Retype the material in full, keeping every word the same.

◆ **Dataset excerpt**

----

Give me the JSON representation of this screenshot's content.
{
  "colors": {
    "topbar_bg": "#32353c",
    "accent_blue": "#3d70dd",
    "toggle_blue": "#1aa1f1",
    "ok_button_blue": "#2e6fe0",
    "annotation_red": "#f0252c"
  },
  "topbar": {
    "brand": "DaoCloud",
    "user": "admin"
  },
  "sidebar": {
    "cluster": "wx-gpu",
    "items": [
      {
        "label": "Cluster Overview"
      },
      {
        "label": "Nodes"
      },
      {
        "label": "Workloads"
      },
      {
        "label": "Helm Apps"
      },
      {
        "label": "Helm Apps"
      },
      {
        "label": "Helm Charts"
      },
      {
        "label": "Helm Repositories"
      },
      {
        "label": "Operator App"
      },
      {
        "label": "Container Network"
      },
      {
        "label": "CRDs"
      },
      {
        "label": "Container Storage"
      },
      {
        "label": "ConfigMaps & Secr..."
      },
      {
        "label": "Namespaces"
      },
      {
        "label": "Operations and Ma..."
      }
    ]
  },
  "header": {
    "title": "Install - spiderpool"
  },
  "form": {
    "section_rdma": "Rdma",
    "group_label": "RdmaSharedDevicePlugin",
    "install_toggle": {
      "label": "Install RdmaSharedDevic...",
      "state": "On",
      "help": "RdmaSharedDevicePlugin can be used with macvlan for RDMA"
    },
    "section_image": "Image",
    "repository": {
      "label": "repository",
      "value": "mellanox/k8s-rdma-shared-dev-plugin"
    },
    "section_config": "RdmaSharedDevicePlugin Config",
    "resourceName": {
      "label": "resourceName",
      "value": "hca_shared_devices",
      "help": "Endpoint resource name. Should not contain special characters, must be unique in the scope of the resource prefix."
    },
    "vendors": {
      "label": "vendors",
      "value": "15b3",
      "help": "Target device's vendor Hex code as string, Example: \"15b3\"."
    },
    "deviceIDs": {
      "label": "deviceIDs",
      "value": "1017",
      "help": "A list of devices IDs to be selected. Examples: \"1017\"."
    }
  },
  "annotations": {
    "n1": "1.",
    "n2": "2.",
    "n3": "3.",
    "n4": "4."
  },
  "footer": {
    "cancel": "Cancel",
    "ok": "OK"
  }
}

----

◆ **SOLUTION TO THIS TASK**
Give me the JSON representation of this screenshot's content.
{
  "colors": {
    "topbar_bg": "#32353c",
    "accent_blue": "#3d70dd",
    "toggle_blue": "#1aa1f1",
    "ok_button_blue": "#2e6fe0",
    "annotation_red": "#f0252c"
  },
  "topbar": {
    "brand": "DaoCloud",
    "user": "admin"
  },
  "sidebar": {
    "cluster": "wx-gpu",
    "items": [
      {
        "label": "Cluster Overview"
      },
      {
        "label": "Nodes"
      },
      {
        "label": "Workloads"
      },
      {
        "label": "Helm Apps"
      },
      {
        "label": "Helm Apps"
      },
      {
        "label": "Helm Charts"
      },
      {
        "label": "Helm Repositories"
      },
      {
        "label": "Operator App"
      },
      {
        "label": "Container Network"
      },
      {
        "label": "CRDs"
      },
      {
        "label": "Container Storage"
      },
      {
        "label": "ConfigMaps & Secr..."
      },
      {
        "label": "Namespaces"
      },
      {
        "label": "Operations and Ma..."
      }
    ]
  },
  "header": {
    "title": "Install - spiderpool"
  },
  "form": {
    "section_rdma": "Rdma",
    "group_label": "RdmaSharedDevicePlugin",
    "install_toggle": {
      "label": "Install RdmaSharedDevic...",
      "state": "On",
      "help": "RdmaSharedDevicePlugin can be used with macvlan for RDMA"
    },
    "section_image": "Image",
    "repository": {
      "label": "repository",
      "value": "mellanox/k8s-rdma-shared-dev-plugin"
    },
    "section_config": "RdmaSharedDevicePlugin Config",
    "resourceName": {
      "label": "resourceName",
      "value": "hca_shared_devices",
      "help": "Endpoint resource name. Should not contain special characters, must be unique in the scope of the resource prefix."
    },
    "vendors": {
      "label": "vendors",
      "value": "15b3",
      "help": "Target device's vendor Hex code as string, Example: \"15b3\"."
    },
    "deviceIDs": {
      "label": "deviceIDs",
      "value": "1017",
      "help": "A list of devices IDs to be selected. Examples: \"1017\"."
    }
  },
  "annotations": {
    "n1": "1.",
    "n2": "2.",
    "n3": "3.",
    "n4": "4."
  },
  "footer": {
    "cancel": "Cancel",
    "ok": "OK"
  }
}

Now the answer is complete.